**What the task requires**
Say how many lines include the word "years", using only a number.

+-------+

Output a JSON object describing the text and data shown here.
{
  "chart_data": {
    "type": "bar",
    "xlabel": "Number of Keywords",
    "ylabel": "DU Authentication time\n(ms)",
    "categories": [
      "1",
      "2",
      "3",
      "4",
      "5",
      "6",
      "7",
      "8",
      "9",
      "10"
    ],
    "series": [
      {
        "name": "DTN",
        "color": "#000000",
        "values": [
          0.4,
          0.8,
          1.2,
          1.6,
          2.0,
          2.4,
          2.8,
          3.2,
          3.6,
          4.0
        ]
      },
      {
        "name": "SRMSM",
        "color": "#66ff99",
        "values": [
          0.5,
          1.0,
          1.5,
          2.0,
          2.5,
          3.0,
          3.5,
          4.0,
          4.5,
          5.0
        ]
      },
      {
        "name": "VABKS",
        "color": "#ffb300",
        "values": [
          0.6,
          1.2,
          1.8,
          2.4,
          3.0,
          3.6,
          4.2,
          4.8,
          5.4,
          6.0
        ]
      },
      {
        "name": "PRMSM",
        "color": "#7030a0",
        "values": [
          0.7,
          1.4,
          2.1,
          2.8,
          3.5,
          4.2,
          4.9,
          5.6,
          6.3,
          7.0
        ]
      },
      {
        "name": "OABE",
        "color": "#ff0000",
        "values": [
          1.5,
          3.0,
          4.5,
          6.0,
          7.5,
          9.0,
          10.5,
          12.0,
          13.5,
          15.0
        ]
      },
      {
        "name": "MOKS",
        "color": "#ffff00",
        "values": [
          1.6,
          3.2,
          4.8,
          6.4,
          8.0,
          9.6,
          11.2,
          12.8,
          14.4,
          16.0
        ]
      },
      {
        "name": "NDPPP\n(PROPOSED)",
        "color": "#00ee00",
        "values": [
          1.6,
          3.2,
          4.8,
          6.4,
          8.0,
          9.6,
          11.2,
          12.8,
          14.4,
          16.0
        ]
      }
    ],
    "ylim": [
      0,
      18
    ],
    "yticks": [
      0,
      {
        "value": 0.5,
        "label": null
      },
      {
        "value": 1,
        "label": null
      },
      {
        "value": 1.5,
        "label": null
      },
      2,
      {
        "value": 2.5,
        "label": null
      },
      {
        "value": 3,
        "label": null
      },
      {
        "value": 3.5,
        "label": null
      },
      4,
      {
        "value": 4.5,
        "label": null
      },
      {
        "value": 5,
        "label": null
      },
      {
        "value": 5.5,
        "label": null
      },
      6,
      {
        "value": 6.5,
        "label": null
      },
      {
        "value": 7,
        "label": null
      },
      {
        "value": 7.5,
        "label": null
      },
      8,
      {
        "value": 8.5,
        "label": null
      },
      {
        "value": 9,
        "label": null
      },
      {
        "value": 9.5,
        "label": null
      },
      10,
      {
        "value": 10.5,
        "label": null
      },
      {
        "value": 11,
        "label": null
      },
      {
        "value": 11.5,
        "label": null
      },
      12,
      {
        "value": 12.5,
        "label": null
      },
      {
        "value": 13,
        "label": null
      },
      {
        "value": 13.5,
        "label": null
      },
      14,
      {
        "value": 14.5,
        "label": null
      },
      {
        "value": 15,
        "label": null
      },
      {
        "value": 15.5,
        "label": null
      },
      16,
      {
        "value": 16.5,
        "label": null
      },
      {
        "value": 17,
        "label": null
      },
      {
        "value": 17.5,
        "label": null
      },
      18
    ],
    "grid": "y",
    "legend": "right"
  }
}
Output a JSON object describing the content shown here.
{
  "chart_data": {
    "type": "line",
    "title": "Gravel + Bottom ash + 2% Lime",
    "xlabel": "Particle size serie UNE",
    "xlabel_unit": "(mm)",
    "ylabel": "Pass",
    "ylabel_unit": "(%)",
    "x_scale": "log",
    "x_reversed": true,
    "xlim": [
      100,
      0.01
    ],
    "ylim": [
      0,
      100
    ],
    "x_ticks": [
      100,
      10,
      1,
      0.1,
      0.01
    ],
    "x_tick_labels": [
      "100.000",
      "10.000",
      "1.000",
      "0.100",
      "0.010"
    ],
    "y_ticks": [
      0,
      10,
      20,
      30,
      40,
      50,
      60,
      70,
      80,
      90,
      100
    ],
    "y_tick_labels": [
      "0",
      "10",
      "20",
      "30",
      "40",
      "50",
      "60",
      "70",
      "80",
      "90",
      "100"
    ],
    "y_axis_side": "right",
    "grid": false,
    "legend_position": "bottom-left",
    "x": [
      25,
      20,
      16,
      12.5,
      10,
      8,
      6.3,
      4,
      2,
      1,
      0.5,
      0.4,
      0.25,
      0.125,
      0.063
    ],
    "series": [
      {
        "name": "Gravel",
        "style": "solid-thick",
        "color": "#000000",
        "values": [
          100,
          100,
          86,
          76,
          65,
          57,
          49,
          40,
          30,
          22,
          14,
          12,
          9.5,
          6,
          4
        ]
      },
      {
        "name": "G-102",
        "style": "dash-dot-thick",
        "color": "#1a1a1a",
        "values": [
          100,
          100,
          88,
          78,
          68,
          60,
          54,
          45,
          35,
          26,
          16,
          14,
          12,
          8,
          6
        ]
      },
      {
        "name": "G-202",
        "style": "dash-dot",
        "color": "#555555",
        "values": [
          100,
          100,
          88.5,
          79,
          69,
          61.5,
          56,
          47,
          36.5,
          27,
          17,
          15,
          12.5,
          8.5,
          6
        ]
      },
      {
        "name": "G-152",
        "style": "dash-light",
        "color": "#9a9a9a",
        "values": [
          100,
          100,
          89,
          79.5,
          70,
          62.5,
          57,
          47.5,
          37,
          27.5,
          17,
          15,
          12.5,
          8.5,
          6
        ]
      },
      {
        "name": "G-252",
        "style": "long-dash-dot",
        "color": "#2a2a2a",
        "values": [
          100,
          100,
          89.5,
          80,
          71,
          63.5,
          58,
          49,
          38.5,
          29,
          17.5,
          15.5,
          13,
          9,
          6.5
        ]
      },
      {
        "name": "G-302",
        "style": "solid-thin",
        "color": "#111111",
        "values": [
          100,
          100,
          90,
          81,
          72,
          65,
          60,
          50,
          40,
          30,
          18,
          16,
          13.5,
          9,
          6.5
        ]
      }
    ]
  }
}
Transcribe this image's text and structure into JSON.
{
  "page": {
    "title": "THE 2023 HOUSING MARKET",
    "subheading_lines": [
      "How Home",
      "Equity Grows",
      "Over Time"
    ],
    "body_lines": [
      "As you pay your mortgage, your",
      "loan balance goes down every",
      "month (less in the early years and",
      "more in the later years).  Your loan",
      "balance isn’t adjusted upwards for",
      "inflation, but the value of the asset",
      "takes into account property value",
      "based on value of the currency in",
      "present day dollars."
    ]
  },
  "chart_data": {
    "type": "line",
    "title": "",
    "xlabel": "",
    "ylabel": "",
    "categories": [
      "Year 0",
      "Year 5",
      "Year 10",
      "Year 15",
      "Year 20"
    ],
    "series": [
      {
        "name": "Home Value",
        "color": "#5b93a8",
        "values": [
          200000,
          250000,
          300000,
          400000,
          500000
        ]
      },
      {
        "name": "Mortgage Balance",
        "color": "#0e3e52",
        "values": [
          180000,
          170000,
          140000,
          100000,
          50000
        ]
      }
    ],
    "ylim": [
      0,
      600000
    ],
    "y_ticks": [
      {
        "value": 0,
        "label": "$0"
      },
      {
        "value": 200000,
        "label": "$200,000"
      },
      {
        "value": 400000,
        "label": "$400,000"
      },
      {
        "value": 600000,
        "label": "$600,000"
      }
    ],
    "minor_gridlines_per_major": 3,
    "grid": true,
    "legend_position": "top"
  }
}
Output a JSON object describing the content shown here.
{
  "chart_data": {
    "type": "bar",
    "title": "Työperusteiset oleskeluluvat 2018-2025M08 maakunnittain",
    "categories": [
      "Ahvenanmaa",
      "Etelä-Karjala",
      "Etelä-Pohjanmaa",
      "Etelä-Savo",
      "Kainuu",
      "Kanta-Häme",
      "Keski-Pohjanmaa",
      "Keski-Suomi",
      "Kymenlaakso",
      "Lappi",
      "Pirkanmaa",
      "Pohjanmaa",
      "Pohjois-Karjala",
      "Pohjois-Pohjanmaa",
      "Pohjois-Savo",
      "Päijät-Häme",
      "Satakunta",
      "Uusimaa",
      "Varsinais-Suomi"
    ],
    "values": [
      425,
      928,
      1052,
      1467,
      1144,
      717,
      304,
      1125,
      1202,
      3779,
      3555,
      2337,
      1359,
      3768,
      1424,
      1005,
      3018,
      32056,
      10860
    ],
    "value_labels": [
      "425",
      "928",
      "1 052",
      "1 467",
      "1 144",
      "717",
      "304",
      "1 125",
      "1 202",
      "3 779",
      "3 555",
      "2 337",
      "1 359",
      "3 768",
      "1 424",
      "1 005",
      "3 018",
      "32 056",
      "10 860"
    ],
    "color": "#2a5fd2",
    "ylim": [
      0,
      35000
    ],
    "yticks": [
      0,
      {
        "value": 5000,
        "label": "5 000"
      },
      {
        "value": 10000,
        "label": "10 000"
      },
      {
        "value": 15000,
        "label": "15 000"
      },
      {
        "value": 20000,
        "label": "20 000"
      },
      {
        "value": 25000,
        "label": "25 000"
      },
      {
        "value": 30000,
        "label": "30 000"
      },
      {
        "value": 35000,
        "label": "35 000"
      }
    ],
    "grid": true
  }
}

+-------+

**Completed exercise**
2